Select lines where the word "intercept" appears.
* Start *
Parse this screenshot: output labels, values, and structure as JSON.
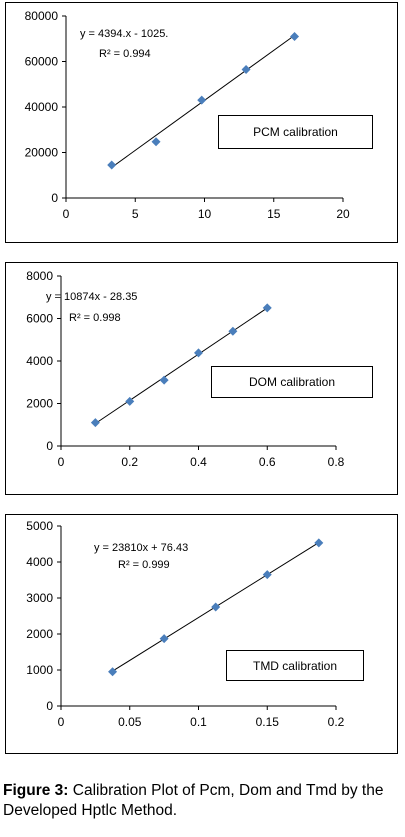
{
  "chart_data": [
    {
      "type": "scatter",
      "title": "",
      "xlabel": "",
      "ylabel": "",
      "xlim": [
        0,
        20
      ],
      "ylim": [
        0,
        80000
      ],
      "x_ticks": [
        "0",
        "5",
        "10",
        "15",
        "20"
      ],
      "y_ticks": [
        "0",
        "20000",
        "40000",
        "60000",
        "80000"
      ],
      "points": [
        {
          "x": 3.3,
          "y": 14500
        },
        {
          "x": 6.5,
          "y": 24700
        },
        {
          "x": 9.8,
          "y": 43000
        },
        {
          "x": 13.0,
          "y": 56500
        },
        {
          "x": 16.5,
          "y": 71000
        }
      ],
      "trendline": {
        "slope": 4394,
        "intercept": -1025
      },
      "equation": "y = 4394.x - 1025.",
      "r2": "R² = 0.994",
      "label": "PCM calibration",
      "grid": false,
      "legend": "none"
    },
    {
      "type": "scatter",
      "title": "",
      "xlabel": "",
      "ylabel": "",
      "xlim": [
        0,
        0.8
      ],
      "ylim": [
        0,
        8000
      ],
      "x_ticks": [
        "0",
        "0.2",
        "0.4",
        "0.6",
        "0.8"
      ],
      "y_ticks": [
        "0",
        "2000",
        "4000",
        "6000",
        "8000"
      ],
      "points": [
        {
          "x": 0.1,
          "y": 1100
        },
        {
          "x": 0.2,
          "y": 2100
        },
        {
          "x": 0.3,
          "y": 3100
        },
        {
          "x": 0.4,
          "y": 4380
        },
        {
          "x": 0.5,
          "y": 5400
        },
        {
          "x": 0.6,
          "y": 6500
        }
      ],
      "trendline": {
        "slope": 10874,
        "intercept": -28.35
      },
      "equation": "y = 10874x - 28.35",
      "r2": "R² = 0.998",
      "label": "DOM calibration",
      "grid": false,
      "legend": "none"
    },
    {
      "type": "scatter",
      "title": "",
      "xlabel": "",
      "ylabel": "",
      "xlim": [
        0,
        0.2
      ],
      "ylim": [
        0,
        5000
      ],
      "x_ticks": [
        "0",
        "0.05",
        "0.1",
        "0.15",
        "0.2"
      ],
      "y_ticks": [
        "0",
        "1000",
        "2000",
        "3000",
        "4000",
        "5000"
      ],
      "points": [
        {
          "x": 0.0375,
          "y": 950
        },
        {
          "x": 0.075,
          "y": 1870
        },
        {
          "x": 0.1125,
          "y": 2750
        },
        {
          "x": 0.15,
          "y": 3650
        },
        {
          "x": 0.1875,
          "y": 4530
        }
      ],
      "trendline": {
        "slope": 23810,
        "intercept": 76.43
      },
      "equation": "y = 23810x + 76.43",
      "r2": "R² = 0.999",
      "label": "TMD calibration",
      "grid": false,
      "legend": "none"
    }
  ],
  "caption": {
    "bold": "Figure 3:",
    "text": " Calibration Plot of Pcm, Dom and Tmd by the Developed Hptlc Method."
  },
  "colors": {
    "marker": "#4a7ebb",
    "line": "#000000"
  }
}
* End *
> _Finished answer_:
        "intercept": -1025
        "intercept": -28.35
        "intercept": 76.43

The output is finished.